## start SUPPLIED RECORDS
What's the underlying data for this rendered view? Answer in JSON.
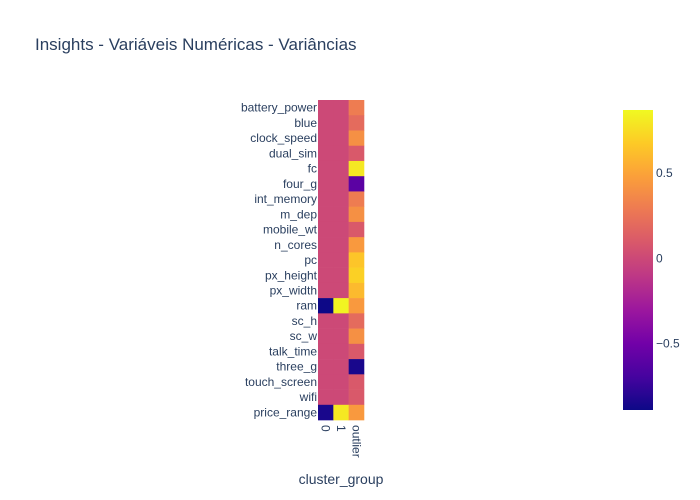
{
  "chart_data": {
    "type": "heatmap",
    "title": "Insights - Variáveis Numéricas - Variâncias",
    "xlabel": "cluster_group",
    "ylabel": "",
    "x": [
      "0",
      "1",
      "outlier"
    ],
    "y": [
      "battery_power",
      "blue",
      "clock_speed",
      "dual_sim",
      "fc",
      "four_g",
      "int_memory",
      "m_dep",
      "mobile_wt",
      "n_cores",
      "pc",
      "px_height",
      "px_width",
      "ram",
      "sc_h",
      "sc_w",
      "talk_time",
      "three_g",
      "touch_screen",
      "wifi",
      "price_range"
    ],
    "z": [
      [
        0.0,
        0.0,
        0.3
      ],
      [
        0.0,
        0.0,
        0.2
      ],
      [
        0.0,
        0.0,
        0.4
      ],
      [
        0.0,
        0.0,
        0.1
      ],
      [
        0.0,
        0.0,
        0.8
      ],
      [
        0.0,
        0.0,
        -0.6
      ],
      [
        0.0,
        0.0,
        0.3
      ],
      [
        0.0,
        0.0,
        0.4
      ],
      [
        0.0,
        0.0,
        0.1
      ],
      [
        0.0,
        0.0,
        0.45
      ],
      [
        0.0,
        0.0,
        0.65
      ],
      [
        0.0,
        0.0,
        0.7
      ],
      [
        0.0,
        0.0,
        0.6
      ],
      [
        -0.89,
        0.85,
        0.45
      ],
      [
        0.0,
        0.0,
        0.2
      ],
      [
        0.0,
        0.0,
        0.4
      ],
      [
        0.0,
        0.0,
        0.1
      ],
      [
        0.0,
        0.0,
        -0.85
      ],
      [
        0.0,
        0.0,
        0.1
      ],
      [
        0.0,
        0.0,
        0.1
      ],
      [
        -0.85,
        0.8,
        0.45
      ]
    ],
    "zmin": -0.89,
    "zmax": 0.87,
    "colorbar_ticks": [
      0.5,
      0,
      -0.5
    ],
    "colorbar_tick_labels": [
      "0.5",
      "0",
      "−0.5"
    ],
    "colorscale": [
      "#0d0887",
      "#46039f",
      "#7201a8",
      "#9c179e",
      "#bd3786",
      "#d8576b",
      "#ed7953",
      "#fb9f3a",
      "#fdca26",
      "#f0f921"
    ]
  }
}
## end SUPPLIED RECORDS
[DIRECTIONS FOR THIS TASK] Give the entries again without a single change, but with no pictures.

[PROBLEM SOLUTION]
What's the underlying data for this rendered view? Answer in JSON.
{
  "chart_data": {
    "type": "heatmap",
    "title": "Insights - Variáveis Numéricas - Variâncias",
    "xlabel": "cluster_group",
    "ylabel": "",
    "x": [
      "0",
      "1",
      "outlier"
    ],
    "y": [
      "battery_power",
      "blue",
      "clock_speed",
      "dual_sim",
      "fc",
      "four_g",
      "int_memory",
      "m_dep",
      "mobile_wt",
      "n_cores",
      "pc",
      "px_height",
      "px_width",
      "ram",
      "sc_h",
      "sc_w",
      "talk_time",
      "three_g",
      "touch_screen",
      "wifi",
      "price_range"
    ],
    "z": [
      [
        0.0,
        0.0,
        0.3
      ],
      [
        0.0,
        0.0,
        0.2
      ],
      [
        0.0,
        0.0,
        0.4
      ],
      [
        0.0,
        0.0,
        0.1
      ],
      [
        0.0,
        0.0,
        0.8
      ],
      [
        0.0,
        0.0,
        -0.6
      ],
      [
        0.0,
        0.0,
        0.3
      ],
      [
        0.0,
        0.0,
        0.4
      ],
      [
        0.0,
        0.0,
        0.1
      ],
      [
        0.0,
        0.0,
        0.45
      ],
      [
        0.0,
        0.0,
        0.65
      ],
      [
        0.0,
        0.0,
        0.7
      ],
      [
        0.0,
        0.0,
        0.6
      ],
      [
        -0.89,
        0.85,
        0.45
      ],
      [
        0.0,
        0.0,
        0.2
      ],
      [
        0.0,
        0.0,
        0.4
      ],
      [
        0.0,
        0.0,
        0.1
      ],
      [
        0.0,
        0.0,
        -0.85
      ],
      [
        0.0,
        0.0,
        0.1
      ],
      [
        0.0,
        0.0,
        0.1
      ],
      [
        -0.85,
        0.8,
        0.45
      ]
    ],
    "zmin": -0.89,
    "zmax": 0.87,
    "colorbar_ticks": [
      0.5,
      0,
      -0.5
    ],
    "colorbar_tick_labels": [
      "0.5",
      "0",
      "−0.5"
    ],
    "colorscale": [
      "#0d0887",
      "#46039f",
      "#7201a8",
      "#9c179e",
      "#bd3786",
      "#d8576b",
      "#ed7953",
      "#fb9f3a",
      "#fdca26",
      "#f0f921"
    ]
  }
}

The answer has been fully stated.